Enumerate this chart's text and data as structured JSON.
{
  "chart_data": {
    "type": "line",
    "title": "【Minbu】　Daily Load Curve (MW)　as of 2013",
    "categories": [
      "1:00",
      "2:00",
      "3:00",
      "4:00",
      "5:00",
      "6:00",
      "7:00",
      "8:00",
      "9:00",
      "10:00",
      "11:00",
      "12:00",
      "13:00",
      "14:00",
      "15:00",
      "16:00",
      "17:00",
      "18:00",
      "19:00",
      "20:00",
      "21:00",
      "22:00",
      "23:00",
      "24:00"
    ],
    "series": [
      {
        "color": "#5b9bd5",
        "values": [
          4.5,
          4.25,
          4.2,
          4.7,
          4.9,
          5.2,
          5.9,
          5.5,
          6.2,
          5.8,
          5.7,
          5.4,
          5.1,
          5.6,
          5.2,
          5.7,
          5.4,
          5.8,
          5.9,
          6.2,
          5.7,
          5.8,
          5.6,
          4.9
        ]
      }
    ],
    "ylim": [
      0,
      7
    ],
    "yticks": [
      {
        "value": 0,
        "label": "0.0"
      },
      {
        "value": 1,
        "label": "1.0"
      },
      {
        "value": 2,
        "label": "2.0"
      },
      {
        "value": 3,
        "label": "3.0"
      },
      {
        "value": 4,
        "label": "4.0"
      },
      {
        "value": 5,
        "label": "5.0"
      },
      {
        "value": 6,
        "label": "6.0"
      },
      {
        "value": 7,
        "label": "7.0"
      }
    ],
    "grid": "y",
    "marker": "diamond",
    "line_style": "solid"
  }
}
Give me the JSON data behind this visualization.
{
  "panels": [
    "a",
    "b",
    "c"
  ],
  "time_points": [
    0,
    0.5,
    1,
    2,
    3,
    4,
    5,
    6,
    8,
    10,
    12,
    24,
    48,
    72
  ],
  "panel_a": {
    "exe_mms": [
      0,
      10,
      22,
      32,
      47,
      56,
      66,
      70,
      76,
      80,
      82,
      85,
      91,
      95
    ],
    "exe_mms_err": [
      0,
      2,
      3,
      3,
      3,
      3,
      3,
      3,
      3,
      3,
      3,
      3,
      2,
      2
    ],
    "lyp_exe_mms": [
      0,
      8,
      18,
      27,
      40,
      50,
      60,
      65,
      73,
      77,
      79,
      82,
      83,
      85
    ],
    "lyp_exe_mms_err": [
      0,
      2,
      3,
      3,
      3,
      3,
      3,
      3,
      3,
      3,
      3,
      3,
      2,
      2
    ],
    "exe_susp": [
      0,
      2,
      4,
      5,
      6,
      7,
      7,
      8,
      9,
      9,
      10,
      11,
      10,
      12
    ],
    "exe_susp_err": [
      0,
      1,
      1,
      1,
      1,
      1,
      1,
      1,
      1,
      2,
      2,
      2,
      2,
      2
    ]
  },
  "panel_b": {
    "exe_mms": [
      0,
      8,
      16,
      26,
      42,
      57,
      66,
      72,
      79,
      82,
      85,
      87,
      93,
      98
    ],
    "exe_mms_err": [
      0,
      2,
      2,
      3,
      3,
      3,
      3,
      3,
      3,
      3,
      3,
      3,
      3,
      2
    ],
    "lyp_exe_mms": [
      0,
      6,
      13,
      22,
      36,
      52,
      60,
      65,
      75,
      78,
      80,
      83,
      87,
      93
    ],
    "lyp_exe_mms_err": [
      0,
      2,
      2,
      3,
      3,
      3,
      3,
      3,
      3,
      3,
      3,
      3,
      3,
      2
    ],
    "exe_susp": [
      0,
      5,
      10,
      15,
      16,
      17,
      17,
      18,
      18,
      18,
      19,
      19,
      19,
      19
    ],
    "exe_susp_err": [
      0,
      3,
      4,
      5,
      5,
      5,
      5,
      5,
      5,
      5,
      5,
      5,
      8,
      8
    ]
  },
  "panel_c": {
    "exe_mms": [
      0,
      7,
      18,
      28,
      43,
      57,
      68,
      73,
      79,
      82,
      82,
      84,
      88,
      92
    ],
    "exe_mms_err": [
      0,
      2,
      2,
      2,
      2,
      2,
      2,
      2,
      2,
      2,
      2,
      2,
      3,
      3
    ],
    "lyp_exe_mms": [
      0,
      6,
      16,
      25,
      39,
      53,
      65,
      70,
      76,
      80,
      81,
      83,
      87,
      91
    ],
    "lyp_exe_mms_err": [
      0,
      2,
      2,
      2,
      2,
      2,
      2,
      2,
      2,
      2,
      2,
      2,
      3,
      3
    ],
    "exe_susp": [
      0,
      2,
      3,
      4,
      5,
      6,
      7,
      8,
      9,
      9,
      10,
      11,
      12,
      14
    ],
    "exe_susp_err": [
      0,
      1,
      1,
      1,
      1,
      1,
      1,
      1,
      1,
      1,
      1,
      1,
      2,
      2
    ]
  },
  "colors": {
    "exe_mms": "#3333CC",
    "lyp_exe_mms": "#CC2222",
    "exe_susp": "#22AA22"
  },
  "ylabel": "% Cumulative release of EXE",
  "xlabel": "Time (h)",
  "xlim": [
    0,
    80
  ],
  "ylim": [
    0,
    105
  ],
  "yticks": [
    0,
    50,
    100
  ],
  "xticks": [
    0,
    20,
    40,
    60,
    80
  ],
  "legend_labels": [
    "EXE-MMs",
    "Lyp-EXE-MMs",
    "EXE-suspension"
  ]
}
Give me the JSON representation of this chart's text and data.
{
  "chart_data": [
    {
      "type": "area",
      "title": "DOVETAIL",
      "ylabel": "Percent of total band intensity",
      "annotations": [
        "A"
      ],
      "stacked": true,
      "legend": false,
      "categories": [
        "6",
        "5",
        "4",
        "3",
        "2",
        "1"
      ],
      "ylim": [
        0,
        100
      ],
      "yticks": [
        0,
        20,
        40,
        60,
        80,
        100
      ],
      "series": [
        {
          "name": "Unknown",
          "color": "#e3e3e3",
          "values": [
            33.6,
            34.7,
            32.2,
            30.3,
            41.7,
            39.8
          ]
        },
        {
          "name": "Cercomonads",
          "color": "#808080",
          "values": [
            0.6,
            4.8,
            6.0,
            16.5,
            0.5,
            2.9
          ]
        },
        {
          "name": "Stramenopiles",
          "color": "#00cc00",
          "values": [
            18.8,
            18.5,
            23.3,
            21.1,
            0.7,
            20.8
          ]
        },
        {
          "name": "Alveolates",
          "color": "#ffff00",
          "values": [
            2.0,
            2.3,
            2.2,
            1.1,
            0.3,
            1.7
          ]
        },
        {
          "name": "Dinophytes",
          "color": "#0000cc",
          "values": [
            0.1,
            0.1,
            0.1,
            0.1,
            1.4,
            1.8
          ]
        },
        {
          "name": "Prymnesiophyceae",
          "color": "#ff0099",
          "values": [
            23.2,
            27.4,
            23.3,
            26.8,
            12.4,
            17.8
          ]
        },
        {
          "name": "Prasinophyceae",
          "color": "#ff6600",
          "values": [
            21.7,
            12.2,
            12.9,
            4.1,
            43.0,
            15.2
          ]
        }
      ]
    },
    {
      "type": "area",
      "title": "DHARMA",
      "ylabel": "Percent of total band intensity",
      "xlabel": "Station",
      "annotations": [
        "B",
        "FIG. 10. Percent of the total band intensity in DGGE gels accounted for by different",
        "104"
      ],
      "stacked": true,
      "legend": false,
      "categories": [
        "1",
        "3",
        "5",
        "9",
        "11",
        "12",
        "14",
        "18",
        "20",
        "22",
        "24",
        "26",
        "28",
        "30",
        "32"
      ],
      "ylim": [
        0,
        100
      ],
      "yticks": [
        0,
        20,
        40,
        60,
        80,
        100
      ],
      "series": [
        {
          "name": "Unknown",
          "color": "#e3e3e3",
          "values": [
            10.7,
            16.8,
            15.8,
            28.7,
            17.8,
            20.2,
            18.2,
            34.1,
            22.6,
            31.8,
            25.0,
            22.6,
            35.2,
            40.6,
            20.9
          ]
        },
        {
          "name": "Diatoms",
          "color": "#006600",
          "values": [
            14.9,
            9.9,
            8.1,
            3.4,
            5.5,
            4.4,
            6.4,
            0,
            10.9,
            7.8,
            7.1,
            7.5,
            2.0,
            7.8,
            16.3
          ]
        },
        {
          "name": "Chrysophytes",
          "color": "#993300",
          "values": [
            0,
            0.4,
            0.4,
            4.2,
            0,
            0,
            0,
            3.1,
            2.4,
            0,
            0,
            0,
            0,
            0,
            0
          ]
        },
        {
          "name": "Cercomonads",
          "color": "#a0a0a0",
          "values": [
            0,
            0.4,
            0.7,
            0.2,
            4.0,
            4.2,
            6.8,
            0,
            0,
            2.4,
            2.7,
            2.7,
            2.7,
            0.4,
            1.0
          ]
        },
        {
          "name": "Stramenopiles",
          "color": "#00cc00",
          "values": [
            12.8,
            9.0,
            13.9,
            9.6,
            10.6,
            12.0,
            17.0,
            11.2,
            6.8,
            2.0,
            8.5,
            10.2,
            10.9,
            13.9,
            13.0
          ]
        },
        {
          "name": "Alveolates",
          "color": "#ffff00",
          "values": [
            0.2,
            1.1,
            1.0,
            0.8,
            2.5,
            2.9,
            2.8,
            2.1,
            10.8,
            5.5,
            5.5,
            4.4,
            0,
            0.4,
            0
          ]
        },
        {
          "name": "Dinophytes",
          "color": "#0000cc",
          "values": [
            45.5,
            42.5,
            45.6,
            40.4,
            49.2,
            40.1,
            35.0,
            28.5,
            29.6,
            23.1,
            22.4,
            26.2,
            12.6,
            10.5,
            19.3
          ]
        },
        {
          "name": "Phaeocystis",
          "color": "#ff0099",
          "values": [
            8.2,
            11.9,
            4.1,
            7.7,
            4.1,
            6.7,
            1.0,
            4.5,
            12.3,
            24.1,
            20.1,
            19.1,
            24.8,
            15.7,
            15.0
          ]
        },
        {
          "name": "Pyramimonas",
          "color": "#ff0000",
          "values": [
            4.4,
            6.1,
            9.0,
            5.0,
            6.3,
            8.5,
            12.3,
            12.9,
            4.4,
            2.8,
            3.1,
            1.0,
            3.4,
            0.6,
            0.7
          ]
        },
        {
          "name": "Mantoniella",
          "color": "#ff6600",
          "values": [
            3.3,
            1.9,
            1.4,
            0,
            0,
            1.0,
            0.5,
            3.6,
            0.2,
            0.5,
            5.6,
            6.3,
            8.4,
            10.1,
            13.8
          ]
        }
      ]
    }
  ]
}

───

- [What you will do]:
How many of the lines above include the word "text"? Respond with the number alone.

- [Written response]:
2